Items listed in a dataset:
________________
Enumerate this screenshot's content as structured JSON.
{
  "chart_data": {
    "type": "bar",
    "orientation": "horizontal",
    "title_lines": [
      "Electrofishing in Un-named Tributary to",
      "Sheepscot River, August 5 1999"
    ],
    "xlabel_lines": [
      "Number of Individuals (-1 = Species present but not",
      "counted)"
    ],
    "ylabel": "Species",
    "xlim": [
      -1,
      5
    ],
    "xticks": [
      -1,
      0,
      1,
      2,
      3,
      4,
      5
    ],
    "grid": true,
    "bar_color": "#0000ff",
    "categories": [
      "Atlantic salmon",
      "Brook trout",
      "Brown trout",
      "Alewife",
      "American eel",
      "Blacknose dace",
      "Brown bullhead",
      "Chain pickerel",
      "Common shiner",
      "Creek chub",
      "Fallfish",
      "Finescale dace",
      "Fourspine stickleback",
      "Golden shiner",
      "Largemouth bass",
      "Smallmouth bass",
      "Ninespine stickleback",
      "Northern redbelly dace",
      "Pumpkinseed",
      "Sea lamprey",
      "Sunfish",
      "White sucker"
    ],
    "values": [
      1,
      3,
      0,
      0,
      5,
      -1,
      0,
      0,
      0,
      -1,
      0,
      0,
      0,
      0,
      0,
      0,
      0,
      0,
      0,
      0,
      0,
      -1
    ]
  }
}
________________
GOAL: For the listing above, give the number of lines in which the string "stickleback" occurs, and nothing else.

TASK OUTPUT: 2